▸ **WRITTEN TASK**
Transcribe the records below exactly.

▸ **Records from a collection of figures**
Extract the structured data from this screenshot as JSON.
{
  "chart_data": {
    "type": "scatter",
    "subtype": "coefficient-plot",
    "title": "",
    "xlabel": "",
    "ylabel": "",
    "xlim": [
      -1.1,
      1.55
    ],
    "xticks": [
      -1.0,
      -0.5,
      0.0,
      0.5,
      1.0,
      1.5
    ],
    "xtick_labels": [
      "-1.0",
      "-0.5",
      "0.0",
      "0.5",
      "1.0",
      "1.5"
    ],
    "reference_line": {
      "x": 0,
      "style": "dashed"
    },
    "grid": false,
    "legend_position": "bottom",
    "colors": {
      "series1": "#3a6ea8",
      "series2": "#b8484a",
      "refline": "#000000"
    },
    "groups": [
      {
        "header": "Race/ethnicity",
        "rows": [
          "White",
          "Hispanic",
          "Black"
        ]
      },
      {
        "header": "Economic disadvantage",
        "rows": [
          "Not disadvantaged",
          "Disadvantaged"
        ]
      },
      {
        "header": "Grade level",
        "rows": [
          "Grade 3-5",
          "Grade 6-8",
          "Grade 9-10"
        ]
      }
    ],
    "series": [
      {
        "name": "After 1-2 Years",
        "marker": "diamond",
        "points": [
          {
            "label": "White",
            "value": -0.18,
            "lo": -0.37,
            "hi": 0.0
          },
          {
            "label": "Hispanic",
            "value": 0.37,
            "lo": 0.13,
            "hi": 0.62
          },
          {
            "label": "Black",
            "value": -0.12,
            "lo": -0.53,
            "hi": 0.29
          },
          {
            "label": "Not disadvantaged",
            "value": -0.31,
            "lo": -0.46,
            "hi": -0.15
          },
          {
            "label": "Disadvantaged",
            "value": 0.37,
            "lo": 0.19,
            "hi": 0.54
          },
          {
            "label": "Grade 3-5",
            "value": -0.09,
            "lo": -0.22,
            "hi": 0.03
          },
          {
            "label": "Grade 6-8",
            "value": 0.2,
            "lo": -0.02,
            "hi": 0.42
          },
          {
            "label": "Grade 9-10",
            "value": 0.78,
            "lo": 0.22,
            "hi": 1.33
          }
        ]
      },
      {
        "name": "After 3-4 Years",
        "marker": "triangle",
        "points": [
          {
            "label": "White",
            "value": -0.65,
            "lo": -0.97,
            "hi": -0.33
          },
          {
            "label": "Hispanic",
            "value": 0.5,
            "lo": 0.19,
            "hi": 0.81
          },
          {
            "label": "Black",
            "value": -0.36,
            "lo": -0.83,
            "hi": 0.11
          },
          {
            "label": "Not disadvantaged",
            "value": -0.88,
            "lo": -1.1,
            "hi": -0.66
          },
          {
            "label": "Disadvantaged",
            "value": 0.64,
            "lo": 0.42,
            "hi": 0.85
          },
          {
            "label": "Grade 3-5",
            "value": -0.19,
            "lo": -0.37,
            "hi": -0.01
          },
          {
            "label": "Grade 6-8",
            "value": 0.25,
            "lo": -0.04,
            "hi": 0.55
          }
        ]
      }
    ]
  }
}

▸ **COMPLETE ANSWER**
Extract the structured data from this screenshot as JSON.
{
  "chart_data": {
    "type": "scatter",
    "subtype": "coefficient-plot",
    "title": "",
    "xlabel": "",
    "ylabel": "",
    "xlim": [
      -1.1,
      1.55
    ],
    "xticks": [
      -1.0,
      -0.5,
      0.0,
      0.5,
      1.0,
      1.5
    ],
    "xtick_labels": [
      "-1.0",
      "-0.5",
      "0.0",
      "0.5",
      "1.0",
      "1.5"
    ],
    "reference_line": {
      "x": 0,
      "style": "dashed"
    },
    "grid": false,
    "legend_position": "bottom",
    "colors": {
      "series1": "#3a6ea8",
      "series2": "#b8484a",
      "refline": "#000000"
    },
    "groups": [
      {
        "header": "Race/ethnicity",
        "rows": [
          "White",
          "Hispanic",
          "Black"
        ]
      },
      {
        "header": "Economic disadvantage",
        "rows": [
          "Not disadvantaged",
          "Disadvantaged"
        ]
      },
      {
        "header": "Grade level",
        "rows": [
          "Grade 3-5",
          "Grade 6-8",
          "Grade 9-10"
        ]
      }
    ],
    "series": [
      {
        "name": "After 1-2 Years",
        "marker": "diamond",
        "points": [
          {
            "label": "White",
            "value": -0.18,
            "lo": -0.37,
            "hi": 0.0
          },
          {
            "label": "Hispanic",
            "value": 0.37,
            "lo": 0.13,
            "hi": 0.62
          },
          {
            "label": "Black",
            "value": -0.12,
            "lo": -0.53,
            "hi": 0.29
          },
          {
            "label": "Not disadvantaged",
            "value": -0.31,
            "lo": -0.46,
            "hi": -0.15
          },
          {
            "label": "Disadvantaged",
            "value": 0.37,
            "lo": 0.19,
            "hi": 0.54
          },
          {
            "label": "Grade 3-5",
            "value": -0.09,
            "lo": -0.22,
            "hi": 0.03
          },
          {
            "label": "Grade 6-8",
            "value": 0.2,
            "lo": -0.02,
            "hi": 0.42
          },
          {
            "label": "Grade 9-10",
            "value": 0.78,
            "lo": 0.22,
            "hi": 1.33
          }
        ]
      },
      {
        "name": "After 3-4 Years",
        "marker": "triangle",
        "points": [
          {
            "label": "White",
            "value": -0.65,
            "lo": -0.97,
            "hi": -0.33
          },
          {
            "label": "Hispanic",
            "value": 0.5,
            "lo": 0.19,
            "hi": 0.81
          },
          {
            "label": "Black",
            "value": -0.36,
            "lo": -0.83,
            "hi": 0.11
          },
          {
            "label": "Not disadvantaged",
            "value": -0.88,
            "lo": -1.1,
            "hi": -0.66
          },
          {
            "label": "Disadvantaged",
            "value": 0.64,
            "lo": 0.42,
            "hi": 0.85
          },
          {
            "label": "Grade 3-5",
            "value": -0.19,
            "lo": -0.37,
            "hi": -0.01
          },
          {
            "label": "Grade 6-8",
            "value": 0.25,
            "lo": -0.04,
            "hi": 0.55
          }
        ]
      }
    ]
  }
}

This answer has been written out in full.